[Data listing]
=-=-=-=-=
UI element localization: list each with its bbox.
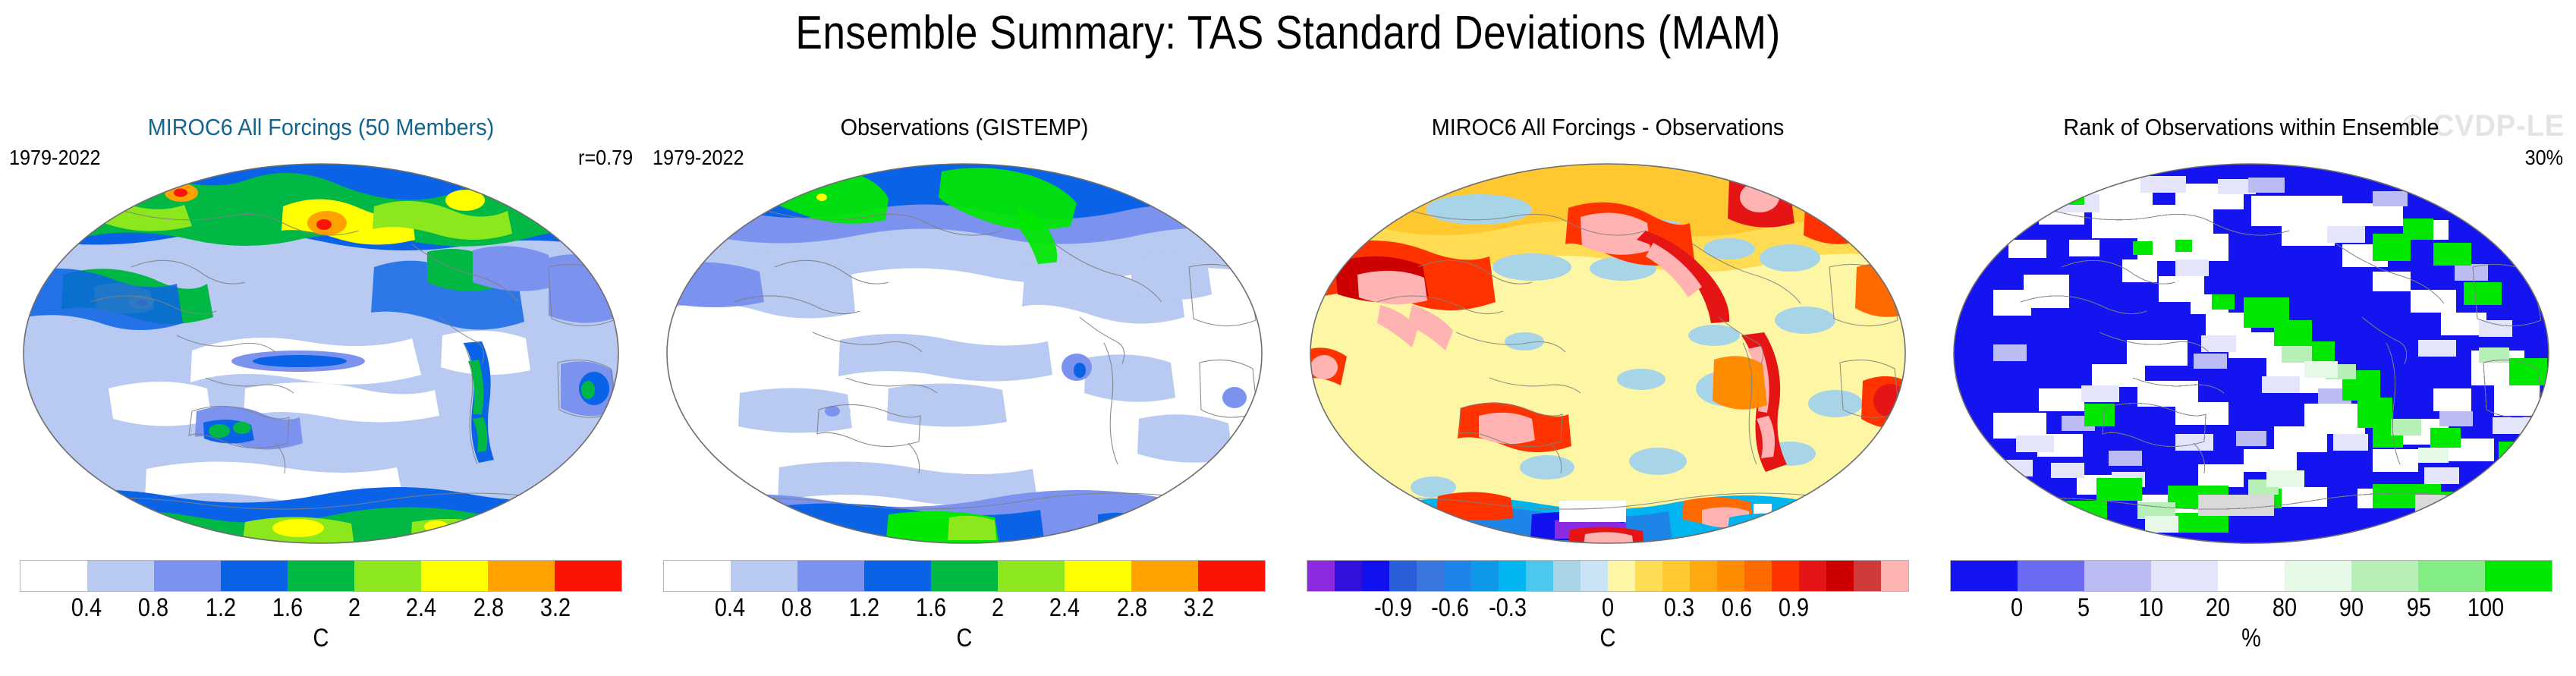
- colorbar-swatch-4: [1417, 561, 1444, 591]
- colorbar-swatch-16: [1744, 561, 1772, 591]
- colorbar-strip: [20, 560, 622, 592]
- colorbar-swatch-1: [731, 561, 797, 591]
- colorbar-swatch-9: [1553, 561, 1581, 591]
- colorbar-swatch-17: [1772, 561, 1799, 591]
- colorbar-swatch-6: [421, 561, 488, 591]
- colorbar-swatch-5: [1444, 561, 1471, 591]
- panel-header: MIROC6 All Forcings (50 Members): [28, 114, 614, 141]
- colorbar-swatch-3: [864, 561, 931, 591]
- colorbar-swatch-5: [2285, 561, 2351, 591]
- colorbar-tick-label: 2: [348, 593, 360, 623]
- colorbar-strip: [663, 560, 1266, 592]
- colorbar-swatch-0: [1951, 561, 2018, 591]
- colorbar-swatch-15: [1717, 561, 1744, 591]
- colorbar-tick-label: 0.8: [138, 593, 168, 623]
- colorbar-swatch-1: [87, 561, 154, 591]
- map-miroc6-all-forcings: [17, 161, 624, 546]
- colorbar-swatch-8: [1198, 561, 1265, 591]
- colorbar-swatch-0: [664, 561, 731, 591]
- colorbar-tick-label: 0.4: [715, 593, 745, 623]
- panel-header: MIROC6 All Forcings - Observations: [1315, 114, 1901, 141]
- colorbar-tick-label: 80: [2272, 593, 2297, 623]
- colorbar-swatch-18: [1799, 561, 1826, 591]
- map-observations-gistemp: [661, 161, 1268, 546]
- colorbar-swatch-10: [1581, 561, 1608, 591]
- panel-miroc6-all-forcings: MIROC6 All Forcings (50 Members) 1979-20…: [6, 114, 636, 675]
- colorbar-tick-label: -0.9: [1374, 593, 1412, 623]
- colorbar-swatch-8: [2485, 561, 2552, 591]
- figure-root: Ensemble Summary: TAS Standard Deviation…: [0, 0, 2576, 676]
- colorbar-tick-label: 0.8: [782, 593, 812, 623]
- colorbar-swatch-7: [1499, 561, 1526, 591]
- panel-model-minus-observations: MIROC6 All Forcings - Observations: [1293, 114, 1923, 675]
- colorbar-swatch-4: [931, 561, 998, 591]
- colorbar-tick-label: 2: [992, 593, 1004, 623]
- colorbar-swatch-2: [1362, 561, 1389, 591]
- panel-header: Observations (GISTEMP): [672, 114, 1257, 141]
- colorbar-tick-label: 100: [2467, 593, 2504, 623]
- colorbar-swatch-5: [998, 561, 1065, 591]
- colorbar-swatch-6: [1471, 561, 1499, 591]
- colorbar-swatch-7: [488, 561, 555, 591]
- colorbar-swatch-4: [288, 561, 354, 591]
- colorbar-swatch-20: [1854, 561, 1881, 591]
- colorbar-swatch-2: [154, 561, 221, 591]
- colorbar-unit-label: C: [1340, 624, 1876, 653]
- colorbar-tick-label: -0.6: [1431, 593, 1469, 623]
- colorbar-swatch-2: [797, 561, 864, 591]
- colorbar-unit-label: %: [1983, 624, 2519, 653]
- colorbar-tick-label: 0.3: [1664, 593, 1694, 623]
- colorbar-tick-label: 10: [2139, 593, 2163, 623]
- colorbar-swatch-3: [2151, 561, 2218, 591]
- colorbar-swatch-2: [2084, 561, 2151, 591]
- colorbar-swatch-8: [555, 561, 621, 591]
- colorbar-tick-label: 0: [2011, 593, 2023, 623]
- colorbar-swatch-1: [1335, 561, 1362, 591]
- colorbar-tick-label: 3.2: [1184, 593, 1214, 623]
- colorbar-rank-percentile: 051020809095100 %: [1936, 560, 2566, 653]
- colorbar-tick-label: 2.4: [1049, 593, 1080, 623]
- colorbar-std-dev-model: 0.40.81.21.622.42.83.2 C: [6, 560, 636, 653]
- map-model-minus-observations: [1304, 161, 1911, 546]
- colorbar-tick-label: 0: [1602, 593, 1614, 623]
- colorbar-swatch-6: [2351, 561, 2418, 591]
- colorbar-swatch-8: [1526, 561, 1553, 591]
- colorbar-tick-label: 20: [2206, 593, 2230, 623]
- colorbar-swatch-1: [2018, 561, 2084, 591]
- colorbar-swatch-5: [354, 561, 421, 591]
- colorbar-difference: -0.9-0.6-0.300.30.60.9 C: [1293, 560, 1923, 653]
- colorbar-tick-label: 3.2: [540, 593, 571, 623]
- colorbar-unit-label: C: [697, 624, 1232, 653]
- colorbar-swatch-0: [1307, 561, 1335, 591]
- colorbar-swatch-7: [1131, 561, 1198, 591]
- colorbar-tick-label: 0.9: [1779, 593, 1809, 623]
- colorbar-tick-label: 1.2: [849, 593, 879, 623]
- colorbar-swatch-3: [221, 561, 288, 591]
- colorbar-tick-label: 2.8: [1116, 593, 1146, 623]
- colorbar-tick-label: 1.6: [272, 593, 303, 623]
- colorbar-tick-label: 2.8: [473, 593, 503, 623]
- colorbar-tick-label: 5: [2077, 593, 2090, 623]
- colorbar-swatch-12: [1635, 561, 1662, 591]
- colorbar-swatch-4: [2218, 561, 2285, 591]
- colorbar-ticks: -0.9-0.6-0.300.30.60.9: [1307, 592, 1909, 627]
- colorbar-tick-label: 95: [2406, 593, 2430, 623]
- colorbar-unit-label: C: [53, 624, 589, 653]
- map-rank-of-observations: [1948, 161, 2555, 546]
- colorbar-std-dev-obs: 0.40.81.21.622.42.83.2 C: [650, 560, 1279, 653]
- page-title: Ensemble Summary: TAS Standard Deviation…: [181, 6, 2396, 60]
- colorbar-strip: [1950, 560, 2552, 592]
- colorbar-swatch-7: [2418, 561, 2485, 591]
- colorbar-ticks: 051020809095100: [1950, 592, 2552, 627]
- colorbar-tick-label: 0.4: [71, 593, 102, 623]
- colorbar-tick-label: 90: [2339, 593, 2364, 623]
- colorbar-swatch-19: [1826, 561, 1854, 591]
- colorbar-strip: [1307, 560, 1909, 592]
- colorbar-swatch-14: [1690, 561, 1717, 591]
- colorbar-tick-label: 0.6: [1722, 593, 1752, 623]
- colorbar-swatch-13: [1662, 561, 1690, 591]
- colorbar-swatch-11: [1608, 561, 1635, 591]
- panel-rank-of-observations: © CVDP-LE Rank of Observations within En…: [1936, 114, 2566, 675]
- colorbar-swatch-0: [20, 561, 87, 591]
- colorbar-swatch-6: [1065, 561, 1131, 591]
- colorbar-ticks: 0.40.81.21.622.42.83.2: [20, 592, 622, 627]
- colorbar-tick-label: 1.6: [916, 593, 946, 623]
- panel-header: Rank of Observations within Ensemble: [1958, 114, 2544, 141]
- panel-observations-gistemp: Observations (GISTEMP) 1979-2022: [650, 114, 1279, 675]
- colorbar-ticks: 0.40.81.21.622.42.83.2: [663, 592, 1266, 627]
- colorbar-tick-label: 2.4: [406, 593, 436, 623]
- colorbar-swatch-21: [1881, 561, 1908, 591]
- colorbar-swatch-3: [1389, 561, 1417, 591]
- colorbar-tick-label: -0.3: [1489, 593, 1527, 623]
- colorbar-tick-label: 1.2: [206, 593, 236, 623]
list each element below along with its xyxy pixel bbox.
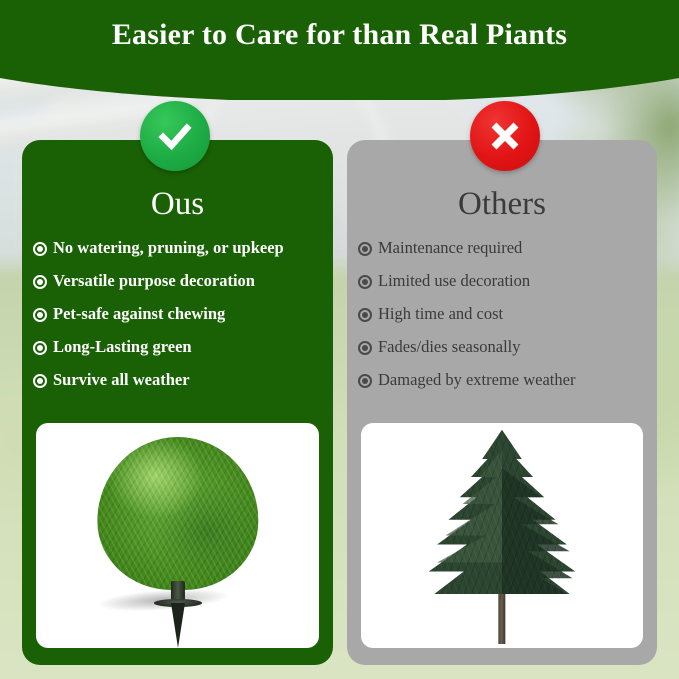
=-=-=-=-=
* What is required
Print every line of the records above word for word, leaving out the pictures.

* Completed exercise
UI element localization: list each with its bbox.
- colorbar-swatch-4: [1417, 561, 1444, 591]
- colorbar-swatch-16: [1744, 561, 1772, 591]
- colorbar-strip: [20, 560, 622, 592]
- colorbar-swatch-1: [731, 561, 797, 591]
- colorbar-swatch-9: [1553, 561, 1581, 591]
- colorbar-swatch-17: [1772, 561, 1799, 591]
- colorbar-swatch-6: [421, 561, 488, 591]
- colorbar-swatch-5: [1444, 561, 1471, 591]
- panel-header: MIROC6 All Forcings (50 Members): [28, 114, 614, 141]
- colorbar-swatch-3: [864, 561, 931, 591]
- colorbar-swatch-5: [2285, 561, 2351, 591]
- colorbar-tick-label: 2: [348, 593, 360, 623]
- colorbar-strip: [663, 560, 1266, 592]
- colorbar-swatch-0: [1951, 561, 2018, 591]
- colorbar-swatch-15: [1717, 561, 1744, 591]
- colorbar-tick-label: 0.8: [138, 593, 168, 623]
- colorbar-swatch-1: [87, 561, 154, 591]
- map-miroc6-all-forcings: [17, 161, 624, 546]
- colorbar-swatch-8: [1198, 561, 1265, 591]
- colorbar-swatch-0: [664, 561, 731, 591]
- colorbar-tick-label: 0.4: [715, 593, 745, 623]
- panel-header: MIROC6 All Forcings - Observations: [1315, 114, 1901, 141]
- colorbar-tick-label: 80: [2272, 593, 2297, 623]
- colorbar-swatch-18: [1799, 561, 1826, 591]
- map-observations-gistemp: [661, 161, 1268, 546]
- colorbar-swatch-10: [1581, 561, 1608, 591]
- panel-miroc6-all-forcings: MIROC6 All Forcings (50 Members) 1979-20…: [6, 114, 636, 675]
- colorbar-tick-label: -0.9: [1374, 593, 1412, 623]
- colorbar-swatch-8: [2485, 561, 2552, 591]
- figure-root: Ensemble Summary: TAS Standard Deviation…: [0, 0, 2576, 676]
- colorbar-tick-label: 0.8: [782, 593, 812, 623]
- colorbar-swatch-7: [1499, 561, 1526, 591]
- panel-model-minus-observations: MIROC6 All Forcings - Observations: [1293, 114, 1923, 675]
- colorbar-swatch-4: [931, 561, 998, 591]
- colorbar-tick-label: 2: [992, 593, 1004, 623]
- colorbar-swatch-2: [1362, 561, 1389, 591]
- panel-header: Observations (GISTEMP): [672, 114, 1257, 141]
- colorbar-tick-label: 100: [2467, 593, 2504, 623]
- colorbar-swatch-5: [998, 561, 1065, 591]
- colorbar-swatch-6: [1471, 561, 1499, 591]
- colorbar-swatch-7: [488, 561, 555, 591]
- colorbar-swatch-4: [288, 561, 354, 591]
- colorbar-swatch-20: [1854, 561, 1881, 591]
- colorbar-swatch-2: [154, 561, 221, 591]
- colorbar-unit-label: C: [1340, 624, 1876, 653]
- colorbar-tick-label: -0.6: [1431, 593, 1469, 623]
- colorbar-swatch-2: [797, 561, 864, 591]
- colorbar-unit-label: %: [1983, 624, 2519, 653]
- colorbar-tick-label: 0.3: [1664, 593, 1694, 623]
- colorbar-tick-label: 10: [2139, 593, 2163, 623]
- colorbar-swatch-3: [2151, 561, 2218, 591]
- colorbar-swatch-2: [2084, 561, 2151, 591]
- colorbar-swatch-8: [555, 561, 621, 591]
- colorbar-tick-label: 0: [2011, 593, 2023, 623]
- colorbar-swatch-1: [1335, 561, 1362, 591]
- colorbar-tick-label: 3.2: [1184, 593, 1214, 623]
- colorbar-rank-percentile: 051020809095100 %: [1936, 560, 2566, 653]
- colorbar-tick-label: 2.4: [1049, 593, 1080, 623]
- colorbar-std-dev-model: 0.40.81.21.622.42.83.2 C: [6, 560, 636, 653]
- map-model-minus-observations: [1304, 161, 1911, 546]
- colorbar-tick-label: 0: [1602, 593, 1614, 623]
- colorbar-swatch-6: [2351, 561, 2418, 591]
- colorbar-swatch-8: [1526, 561, 1553, 591]
- colorbar-tick-label: 20: [2206, 593, 2230, 623]
- colorbar-swatch-1: [2018, 561, 2084, 591]
- colorbar-swatch-5: [354, 561, 421, 591]
- colorbar-difference: -0.9-0.6-0.300.30.60.9 C: [1293, 560, 1923, 653]
- colorbar-tick-label: 3.2: [540, 593, 571, 623]
- colorbar-unit-label: C: [697, 624, 1232, 653]
- colorbar-swatch-0: [1307, 561, 1335, 591]
- colorbar-swatch-7: [1131, 561, 1198, 591]
- colorbar-tick-label: 0.9: [1779, 593, 1809, 623]
- colorbar-tick-label: 1.2: [849, 593, 879, 623]
- colorbar-swatch-3: [221, 561, 288, 591]
- colorbar-tick-label: 2.8: [1116, 593, 1146, 623]
- colorbar-tick-label: 1.6: [272, 593, 303, 623]
- colorbar-tick-label: 2.8: [473, 593, 503, 623]
- colorbar-tick-label: 5: [2077, 593, 2090, 623]
- colorbar-swatch-12: [1635, 561, 1662, 591]
- colorbar-swatch-4: [2218, 561, 2285, 591]
- colorbar-ticks: -0.9-0.6-0.300.30.60.9: [1307, 592, 1909, 627]
- colorbar-tick-label: 95: [2406, 593, 2430, 623]
- colorbar-unit-label: C: [53, 624, 589, 653]
- map-rank-of-observations: [1948, 161, 2555, 546]
- colorbar-std-dev-obs: 0.40.81.21.622.42.83.2 C: [650, 560, 1279, 653]
- page-title: Ensemble Summary: TAS Standard Deviation…: [181, 6, 2396, 60]
- colorbar-strip: [1950, 560, 2552, 592]
- colorbar-swatch-7: [2418, 561, 2485, 591]
- colorbar-ticks: 051020809095100: [1950, 592, 2552, 627]
- colorbar-tick-label: 0.4: [71, 593, 102, 623]
- colorbar-tick-label: 90: [2339, 593, 2364, 623]
- colorbar-swatch-19: [1826, 561, 1854, 591]
- colorbar-strip: [1307, 560, 1909, 592]
- colorbar-swatch-14: [1690, 561, 1717, 591]
- colorbar-tick-label: 0.6: [1722, 593, 1752, 623]
- colorbar-swatch-13: [1662, 561, 1690, 591]
- colorbar-swatch-11: [1608, 561, 1635, 591]
- panel-rank-of-observations: © CVDP-LE Rank of Observations within En…: [1936, 114, 2566, 675]
- colorbar-swatch-0: [20, 561, 87, 591]
- colorbar-swatch-6: [1065, 561, 1131, 591]
- colorbar-ticks: 0.40.81.21.622.42.83.2: [20, 592, 622, 627]
- colorbar-tick-label: 1.6: [916, 593, 946, 623]
- panel-header: Rank of Observations within Ensemble: [1958, 114, 2544, 141]
- panel-observations-gistemp: Observations (GISTEMP) 1979-2022: [650, 114, 1279, 675]
- colorbar-ticks: 0.40.81.21.622.42.83.2: [663, 592, 1266, 627]
- colorbar-tick-label: 2.4: [406, 593, 436, 623]
- colorbar-swatch-21: [1881, 561, 1908, 591]
- colorbar-swatch-3: [1389, 561, 1417, 591]
- colorbar-tick-label: -0.3: [1489, 593, 1527, 623]
- colorbar-tick-label: 1.2: [206, 593, 236, 623]
list each element below along with its xyxy pixel bbox.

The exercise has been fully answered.